• _AIM OF THE EXERCISE_: All of the material below is to be retyped exactly.

• _RECORDS PROVIDED_:
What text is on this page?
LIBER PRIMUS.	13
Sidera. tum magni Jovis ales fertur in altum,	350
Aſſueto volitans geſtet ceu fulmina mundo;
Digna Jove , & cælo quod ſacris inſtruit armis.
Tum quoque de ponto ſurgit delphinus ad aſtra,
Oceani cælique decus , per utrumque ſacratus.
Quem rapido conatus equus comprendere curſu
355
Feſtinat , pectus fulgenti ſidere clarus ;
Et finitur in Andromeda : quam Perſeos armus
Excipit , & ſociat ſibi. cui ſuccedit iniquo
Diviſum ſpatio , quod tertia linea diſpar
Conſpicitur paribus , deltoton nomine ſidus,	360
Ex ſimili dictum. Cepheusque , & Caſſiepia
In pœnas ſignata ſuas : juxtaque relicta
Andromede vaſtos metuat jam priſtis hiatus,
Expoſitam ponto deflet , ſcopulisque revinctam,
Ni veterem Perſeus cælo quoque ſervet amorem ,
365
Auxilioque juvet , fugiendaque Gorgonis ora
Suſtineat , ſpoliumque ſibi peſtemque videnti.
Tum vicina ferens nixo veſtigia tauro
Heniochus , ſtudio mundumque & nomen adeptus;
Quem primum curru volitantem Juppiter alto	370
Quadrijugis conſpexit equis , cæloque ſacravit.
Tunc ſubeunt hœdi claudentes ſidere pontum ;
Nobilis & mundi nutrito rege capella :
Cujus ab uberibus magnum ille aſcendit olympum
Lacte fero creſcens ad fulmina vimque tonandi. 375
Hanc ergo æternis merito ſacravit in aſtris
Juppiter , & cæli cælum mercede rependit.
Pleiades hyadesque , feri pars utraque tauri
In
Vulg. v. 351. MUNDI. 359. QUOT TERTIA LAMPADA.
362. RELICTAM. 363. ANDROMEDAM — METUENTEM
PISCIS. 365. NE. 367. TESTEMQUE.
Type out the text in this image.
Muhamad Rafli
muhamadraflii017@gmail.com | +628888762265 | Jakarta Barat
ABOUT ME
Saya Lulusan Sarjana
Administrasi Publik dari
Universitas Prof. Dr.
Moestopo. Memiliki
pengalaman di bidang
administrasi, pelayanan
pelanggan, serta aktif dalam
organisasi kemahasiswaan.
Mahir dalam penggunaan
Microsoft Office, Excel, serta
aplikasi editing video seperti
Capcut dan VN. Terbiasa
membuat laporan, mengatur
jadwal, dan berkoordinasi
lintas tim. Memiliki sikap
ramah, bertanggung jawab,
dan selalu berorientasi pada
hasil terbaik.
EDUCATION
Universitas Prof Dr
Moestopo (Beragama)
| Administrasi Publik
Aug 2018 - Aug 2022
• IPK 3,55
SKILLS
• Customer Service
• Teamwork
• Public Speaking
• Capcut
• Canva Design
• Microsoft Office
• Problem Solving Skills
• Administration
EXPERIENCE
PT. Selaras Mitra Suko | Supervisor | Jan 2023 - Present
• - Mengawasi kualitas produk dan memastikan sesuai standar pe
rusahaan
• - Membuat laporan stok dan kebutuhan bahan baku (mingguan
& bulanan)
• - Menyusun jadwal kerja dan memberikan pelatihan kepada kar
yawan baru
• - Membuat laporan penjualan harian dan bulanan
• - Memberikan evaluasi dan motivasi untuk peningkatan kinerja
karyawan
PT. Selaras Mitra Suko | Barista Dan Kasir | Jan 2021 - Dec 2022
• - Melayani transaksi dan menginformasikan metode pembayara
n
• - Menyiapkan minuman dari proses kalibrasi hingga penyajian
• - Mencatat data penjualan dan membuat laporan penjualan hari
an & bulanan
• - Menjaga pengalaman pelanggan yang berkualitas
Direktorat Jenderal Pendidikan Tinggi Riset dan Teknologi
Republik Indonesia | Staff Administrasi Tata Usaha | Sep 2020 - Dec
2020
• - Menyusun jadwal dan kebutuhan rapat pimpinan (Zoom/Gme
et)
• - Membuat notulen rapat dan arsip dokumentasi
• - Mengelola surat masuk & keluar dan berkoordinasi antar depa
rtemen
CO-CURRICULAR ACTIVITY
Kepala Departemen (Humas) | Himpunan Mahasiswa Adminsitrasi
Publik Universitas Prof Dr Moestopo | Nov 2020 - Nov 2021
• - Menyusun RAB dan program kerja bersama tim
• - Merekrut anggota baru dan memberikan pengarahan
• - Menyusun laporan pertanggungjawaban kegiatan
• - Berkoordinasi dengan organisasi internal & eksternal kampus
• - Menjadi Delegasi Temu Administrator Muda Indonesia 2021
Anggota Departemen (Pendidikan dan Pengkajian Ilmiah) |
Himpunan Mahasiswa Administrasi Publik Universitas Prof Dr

• _CORRECT OUTPUT_:
What text is on this page?
LIBER PRIMUS.	13
Sidera. tum magni Jovis ales fertur in altum,	350
Aſſueto volitans geſtet ceu fulmina mundo;
Digna Jove , & cælo quod ſacris inſtruit armis.
Tum quoque de ponto ſurgit delphinus ad aſtra,
Oceani cælique decus , per utrumque ſacratus.
Quem rapido conatus equus comprendere curſu
355
Feſtinat , pectus fulgenti ſidere clarus ;
Et finitur in Andromeda : quam Perſeos armus
Excipit , & ſociat ſibi. cui ſuccedit iniquo
Diviſum ſpatio , quod tertia linea diſpar
Conſpicitur paribus , deltoton nomine ſidus,	360
Ex ſimili dictum. Cepheusque , & Caſſiepia
In pœnas ſignata ſuas : juxtaque relicta
Andromede vaſtos metuat jam priſtis hiatus,
Expoſitam ponto deflet , ſcopulisque revinctam,
Ni veterem Perſeus cælo quoque ſervet amorem ,
365
Auxilioque juvet , fugiendaque Gorgonis ora
Suſtineat , ſpoliumque ſibi peſtemque videnti.
Tum vicina ferens nixo veſtigia tauro
Heniochus , ſtudio mundumque & nomen adeptus;
Quem primum curru volitantem Juppiter alto	370
Quadrijugis conſpexit equis , cæloque ſacravit.
Tunc ſubeunt hœdi claudentes ſidere pontum ;
Nobilis & mundi nutrito rege capella :
Cujus ab uberibus magnum ille aſcendit olympum
Lacte fero creſcens ad fulmina vimque tonandi. 375
Hanc ergo æternis merito ſacravit in aſtris
Juppiter , & cæli cælum mercede rependit.
Pleiades hyadesque , feri pars utraque tauri
In
Vulg. v. 351. MUNDI. 359. QUOT TERTIA LAMPADA.
362. RELICTAM. 363. ANDROMEDAM — METUENTEM
PISCIS. 365. NE. 367. TESTEMQUE.
Type out the text in this image.
Muhamad Rafli
muhamadraflii017@gmail.com | +628888762265 | Jakarta Barat
ABOUT ME
Saya Lulusan Sarjana
Administrasi Publik dari
Universitas Prof. Dr.
Moestopo. Memiliki
pengalaman di bidang
administrasi, pelayanan
pelanggan, serta aktif dalam
organisasi kemahasiswaan.
Mahir dalam penggunaan
Microsoft Office, Excel, serta
aplikasi editing video seperti
Capcut dan VN. Terbiasa
membuat laporan, mengatur
jadwal, dan berkoordinasi
lintas tim. Memiliki sikap
ramah, bertanggung jawab,
dan selalu berorientasi pada
hasil terbaik.
EDUCATION
Universitas Prof Dr
Moestopo (Beragama)
| Administrasi Publik
Aug 2018 - Aug 2022
• IPK 3,55
SKILLS
• Customer Service
• Teamwork
• Public Speaking
• Capcut
• Canva Design
• Microsoft Office
• Problem Solving Skills
• Administration
EXPERIENCE
PT. Selaras Mitra Suko | Supervisor | Jan 2023 - Present
• - Mengawasi kualitas produk dan memastikan sesuai standar pe
rusahaan
• - Membuat laporan stok dan kebutuhan bahan baku (mingguan
& bulanan)
• - Menyusun jadwal kerja dan memberikan pelatihan kepada kar
yawan baru
• - Membuat laporan penjualan harian dan bulanan
• - Memberikan evaluasi dan motivasi untuk peningkatan kinerja
karyawan
PT. Selaras Mitra Suko | Barista Dan Kasir | Jan 2021 - Dec 2022
• - Melayani transaksi dan menginformasikan metode pembayara
n
• - Menyiapkan minuman dari proses kalibrasi hingga penyajian
• - Mencatat data penjualan dan membuat laporan penjualan hari
an & bulanan
• - Menjaga pengalaman pelanggan yang berkualitas
Direktorat Jenderal Pendidikan Tinggi Riset dan Teknologi
Republik Indonesia | Staff Administrasi Tata Usaha | Sep 2020 - Dec
2020
• - Menyusun jadwal dan kebutuhan rapat pimpinan (Zoom/Gme
et)
• - Membuat notulen rapat dan arsip dokumentasi
• - Mengelola surat masuk & keluar dan berkoordinasi antar depa
rtemen
CO-CURRICULAR ACTIVITY
Kepala Departemen (Humas) | Himpunan Mahasiswa Adminsitrasi
Publik Universitas Prof Dr Moestopo | Nov 2020 - Nov 2021
• - Menyusun RAB dan program kerja bersama tim
• - Merekrut anggota baru dan memberikan pengarahan
• - Menyusun laporan pertanggungjawaban kegiatan
• - Berkoordinasi dengan organisasi internal & eksternal kampus
• - Menjadi Delegasi Temu Administrator Muda Indonesia 2021
Anggota Departemen (Pendidikan dan Pengkajian Ilmiah) |
Himpunan Mahasiswa Administrasi Publik Universitas Prof Dr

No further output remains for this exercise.